Task inputs —
..............................

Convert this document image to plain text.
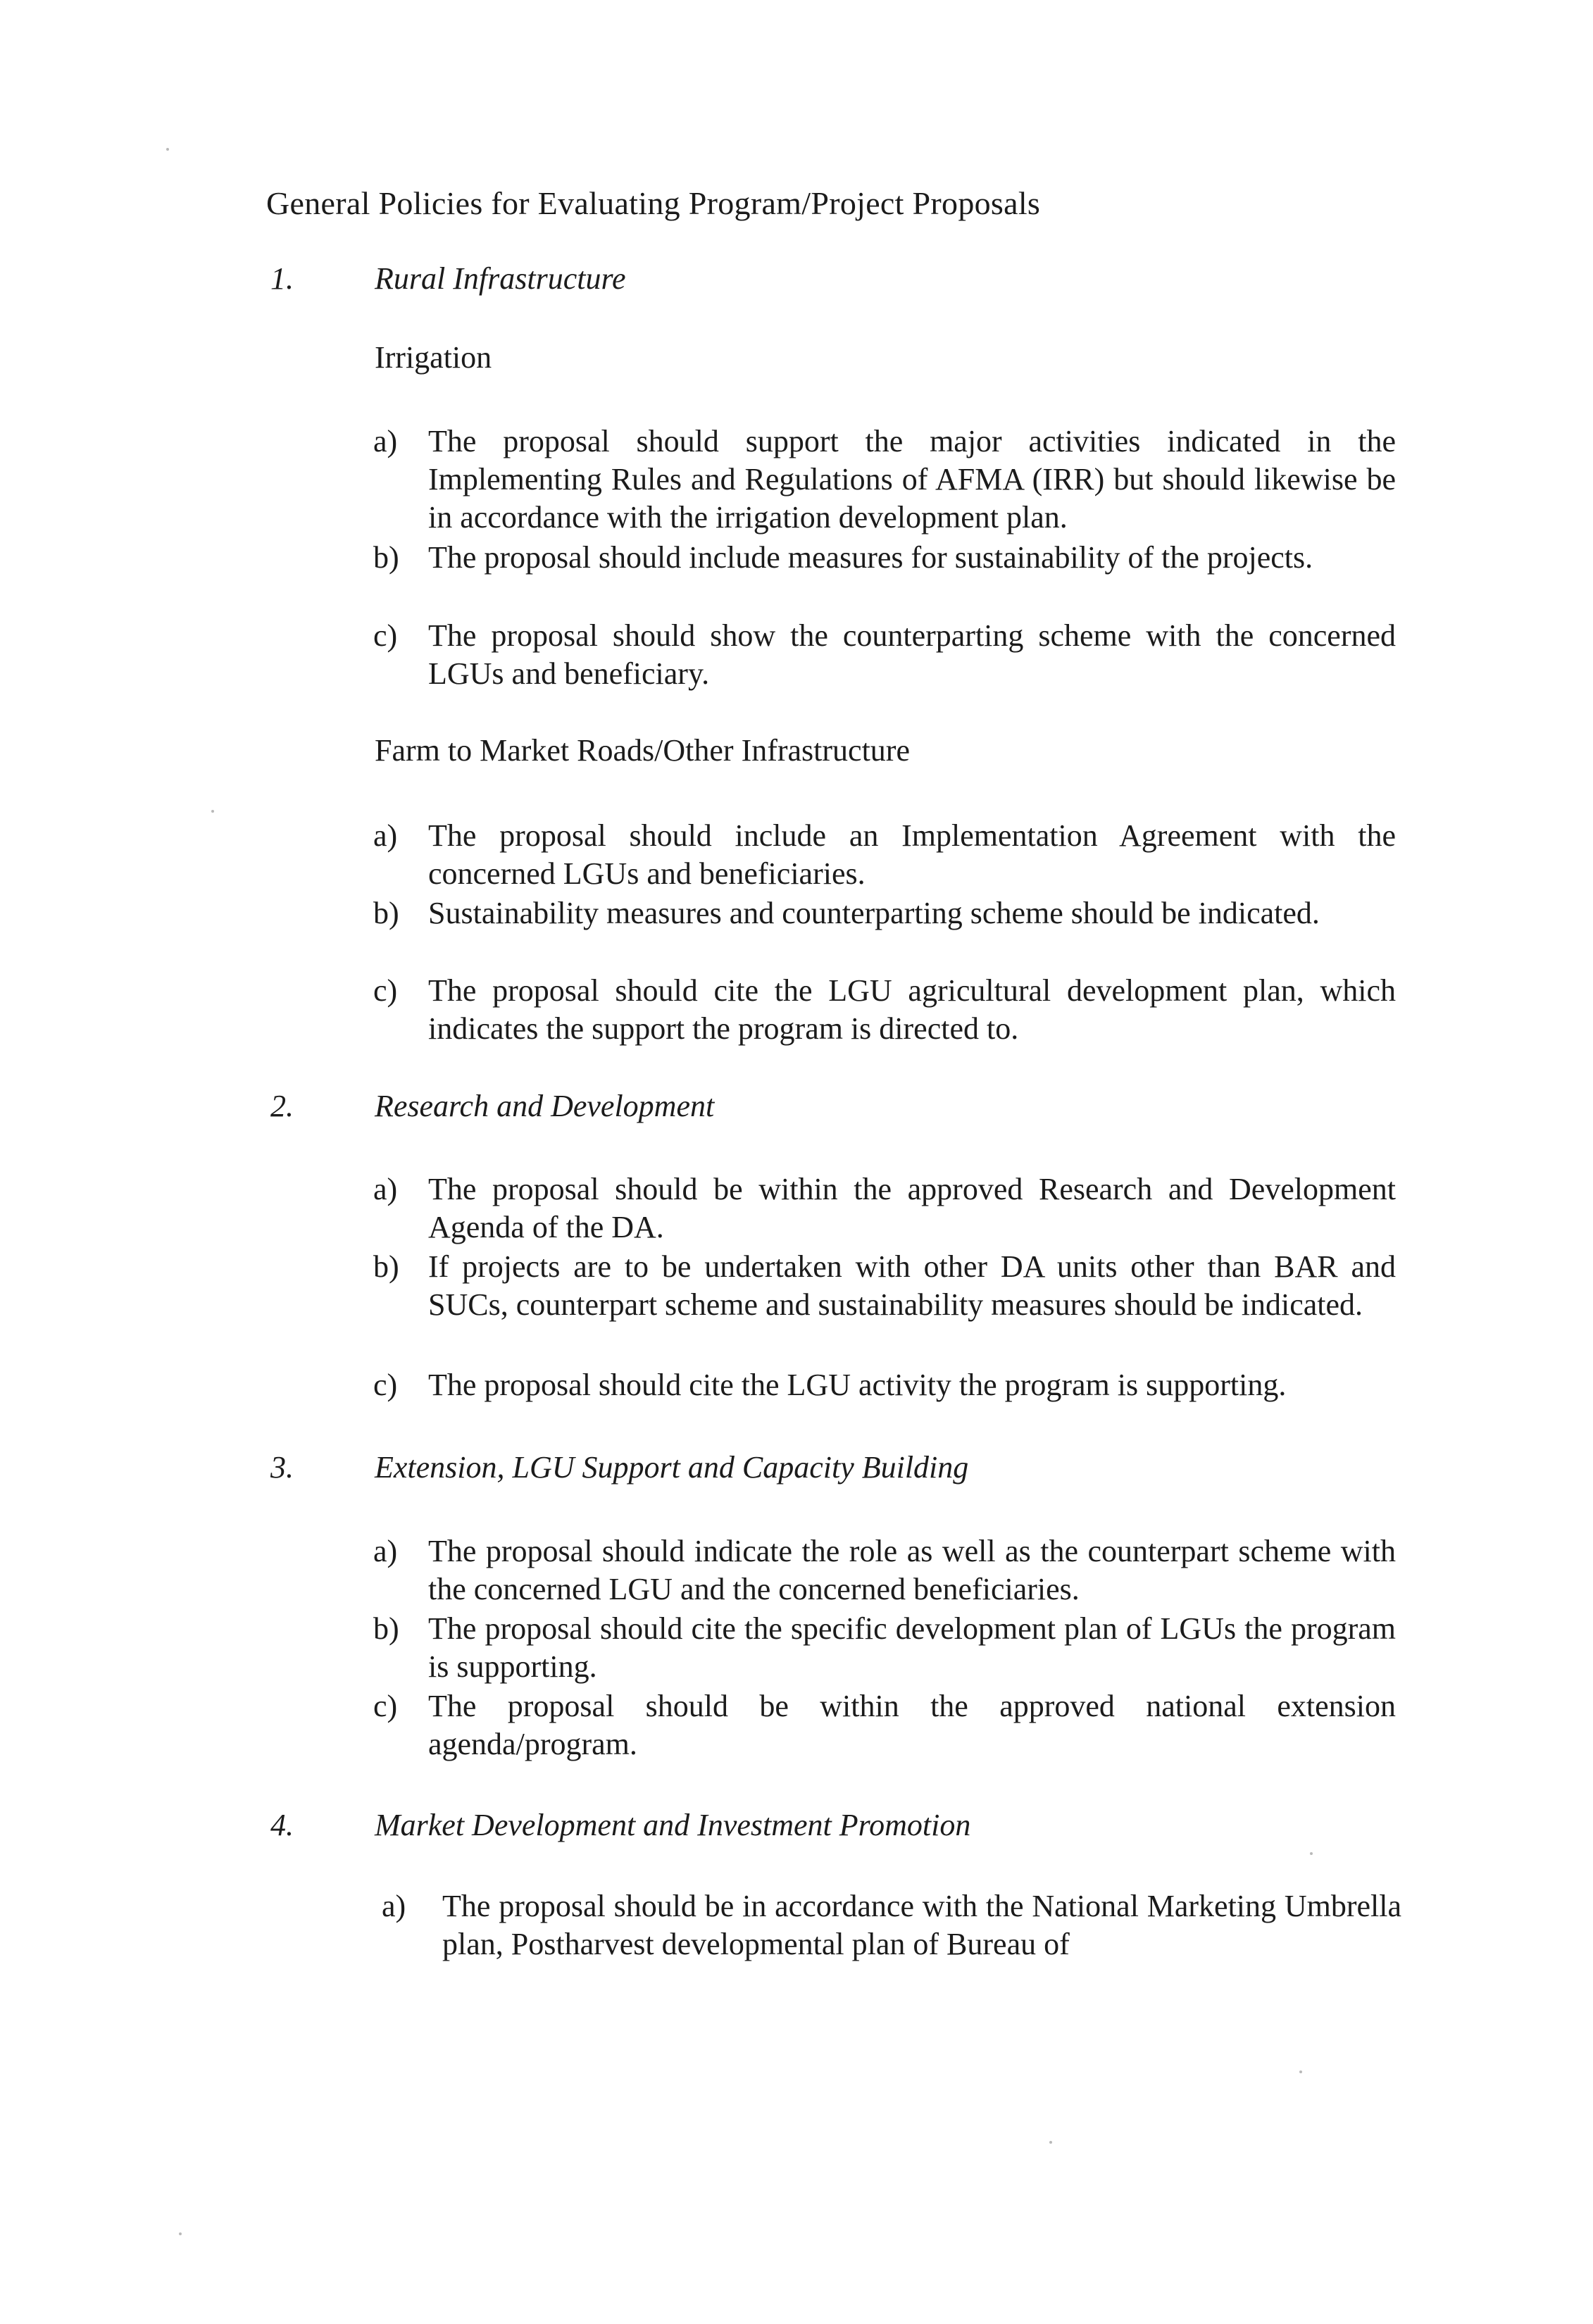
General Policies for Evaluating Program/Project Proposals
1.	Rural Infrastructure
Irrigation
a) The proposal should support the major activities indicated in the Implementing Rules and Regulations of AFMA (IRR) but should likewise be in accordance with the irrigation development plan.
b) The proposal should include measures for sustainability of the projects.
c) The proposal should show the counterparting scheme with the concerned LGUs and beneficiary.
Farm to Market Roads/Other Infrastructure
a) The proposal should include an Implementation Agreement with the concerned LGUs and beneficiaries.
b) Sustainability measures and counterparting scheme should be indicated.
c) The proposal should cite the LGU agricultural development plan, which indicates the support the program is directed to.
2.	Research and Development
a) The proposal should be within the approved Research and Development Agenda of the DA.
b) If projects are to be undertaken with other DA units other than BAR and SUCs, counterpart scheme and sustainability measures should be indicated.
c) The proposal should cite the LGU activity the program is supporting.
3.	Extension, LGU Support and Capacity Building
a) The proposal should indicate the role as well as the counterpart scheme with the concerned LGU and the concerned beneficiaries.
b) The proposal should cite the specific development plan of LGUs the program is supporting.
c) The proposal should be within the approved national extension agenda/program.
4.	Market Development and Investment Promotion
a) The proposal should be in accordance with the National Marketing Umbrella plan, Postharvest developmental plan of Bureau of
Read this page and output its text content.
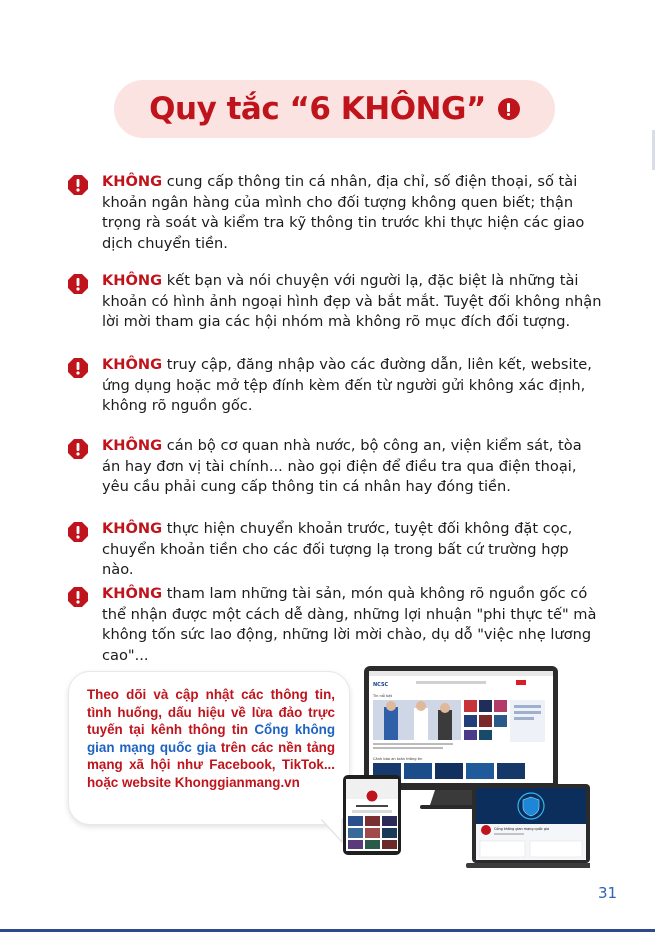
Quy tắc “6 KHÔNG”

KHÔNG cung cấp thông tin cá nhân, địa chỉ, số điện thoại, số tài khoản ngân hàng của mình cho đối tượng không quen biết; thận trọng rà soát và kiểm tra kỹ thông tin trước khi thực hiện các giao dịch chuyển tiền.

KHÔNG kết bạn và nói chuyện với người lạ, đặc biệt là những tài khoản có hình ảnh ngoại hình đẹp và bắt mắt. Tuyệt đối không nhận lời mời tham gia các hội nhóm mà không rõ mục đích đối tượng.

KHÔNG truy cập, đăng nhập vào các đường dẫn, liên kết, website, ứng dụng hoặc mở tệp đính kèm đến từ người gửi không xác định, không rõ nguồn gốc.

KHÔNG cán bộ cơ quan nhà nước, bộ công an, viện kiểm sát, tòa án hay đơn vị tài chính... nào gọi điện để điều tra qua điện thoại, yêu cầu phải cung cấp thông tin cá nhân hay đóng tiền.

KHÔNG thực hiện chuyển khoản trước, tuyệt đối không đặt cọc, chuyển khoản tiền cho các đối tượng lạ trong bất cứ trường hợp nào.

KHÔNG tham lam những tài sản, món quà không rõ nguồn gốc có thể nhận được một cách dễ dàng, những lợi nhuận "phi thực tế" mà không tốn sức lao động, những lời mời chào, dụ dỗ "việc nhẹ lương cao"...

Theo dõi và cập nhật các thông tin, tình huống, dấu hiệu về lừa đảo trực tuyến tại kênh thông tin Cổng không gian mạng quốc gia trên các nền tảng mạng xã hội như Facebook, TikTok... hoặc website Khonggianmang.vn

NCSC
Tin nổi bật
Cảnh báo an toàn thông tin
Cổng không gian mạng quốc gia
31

..............................

Exercise instructions —
Find every line containing the word "hiện", then give the total and nothing more.

Written answer —
2